** Begin **

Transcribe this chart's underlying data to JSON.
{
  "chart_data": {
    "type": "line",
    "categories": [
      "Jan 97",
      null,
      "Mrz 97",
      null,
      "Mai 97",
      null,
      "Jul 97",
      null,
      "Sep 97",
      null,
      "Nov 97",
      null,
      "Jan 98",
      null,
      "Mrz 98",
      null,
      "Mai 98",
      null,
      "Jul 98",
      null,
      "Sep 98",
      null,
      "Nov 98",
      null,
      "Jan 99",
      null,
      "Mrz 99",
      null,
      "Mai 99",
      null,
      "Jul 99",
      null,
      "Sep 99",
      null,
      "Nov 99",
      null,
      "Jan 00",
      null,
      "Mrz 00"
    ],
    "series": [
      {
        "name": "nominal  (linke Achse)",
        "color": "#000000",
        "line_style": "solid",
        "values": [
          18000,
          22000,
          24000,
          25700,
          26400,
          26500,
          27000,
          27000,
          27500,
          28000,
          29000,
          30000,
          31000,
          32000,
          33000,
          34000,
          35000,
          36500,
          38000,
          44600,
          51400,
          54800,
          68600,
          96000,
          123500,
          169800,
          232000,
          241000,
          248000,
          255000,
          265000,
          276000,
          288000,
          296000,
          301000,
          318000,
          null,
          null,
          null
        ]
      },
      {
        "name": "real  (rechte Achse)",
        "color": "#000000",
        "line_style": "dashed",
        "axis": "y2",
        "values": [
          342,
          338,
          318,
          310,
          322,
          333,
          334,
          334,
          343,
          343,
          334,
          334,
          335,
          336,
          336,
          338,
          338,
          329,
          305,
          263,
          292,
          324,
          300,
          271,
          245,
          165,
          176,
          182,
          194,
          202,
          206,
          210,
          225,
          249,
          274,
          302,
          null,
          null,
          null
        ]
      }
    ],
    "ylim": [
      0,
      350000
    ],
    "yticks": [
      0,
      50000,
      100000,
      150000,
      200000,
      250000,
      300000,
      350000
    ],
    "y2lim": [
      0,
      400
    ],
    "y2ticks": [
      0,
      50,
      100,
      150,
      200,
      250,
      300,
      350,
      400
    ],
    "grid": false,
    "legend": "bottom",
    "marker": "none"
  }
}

** End **

Word for word, quote all of the data above.

Transcribe this chart's underlying data to JSON.
{
  "chart_data": {
    "type": "line",
    "categories": [
      "Jan 97",
      null,
      "Mrz 97",
      null,
      "Mai 97",
      null,
      "Jul 97",
      null,
      "Sep 97",
      null,
      "Nov 97",
      null,
      "Jan 98",
      null,
      "Mrz 98",
      null,
      "Mai 98",
      null,
      "Jul 98",
      null,
      "Sep 98",
      null,
      "Nov 98",
      null,
      "Jan 99",
      null,
      "Mrz 99",
      null,
      "Mai 99",
      null,
      "Jul 99",
      null,
      "Sep 99",
      null,
      "Nov 99",
      null,
      "Jan 00",
      null,
      "Mrz 00"
    ],
    "series": [
      {
        "name": "nominal  (linke Achse)",
        "color": "#000000",
        "line_style": "solid",
        "values": [
          18000,
          22000,
          24000,
          25700,
          26400,
          26500,
          27000,
          27000,
          27500,
          28000,
          29000,
          30000,
          31000,
          32000,
          33000,
          34000,
          35000,
          36500,
          38000,
          44600,
          51400,
          54800,
          68600,
          96000,
          123500,
          169800,
          232000,
          241000,
          248000,
          255000,
          265000,
          276000,
          288000,
          296000,
          301000,
          318000,
          null,
          null,
          null
        ]
      },
      {
        "name": "real  (rechte Achse)",
        "color": "#000000",
        "line_style": "dashed",
        "axis": "y2",
        "values": [
          342,
          338,
          318,
          310,
          322,
          333,
          334,
          334,
          343,
          343,
          334,
          334,
          335,
          336,
          336,
          338,
          338,
          329,
          305,
          263,
          292,
          324,
          300,
          271,
          245,
          165,
          176,
          182,
          194,
          202,
          206,
          210,
          225,
          249,
          274,
          302,
          null,
          null,
          null
        ]
      }
    ],
    "ylim": [
      0,
      350000
    ],
    "yticks": [
      0,
      50000,
      100000,
      150000,
      200000,
      250000,
      300000,
      350000
    ],
    "y2lim": [
      0,
      400
    ],
    "y2ticks": [
      0,
      50,
      100,
      150,
      200,
      250,
      300,
      350,
      400
    ],
    "grid": false,
    "legend": "bottom",
    "marker": "none"
  }
}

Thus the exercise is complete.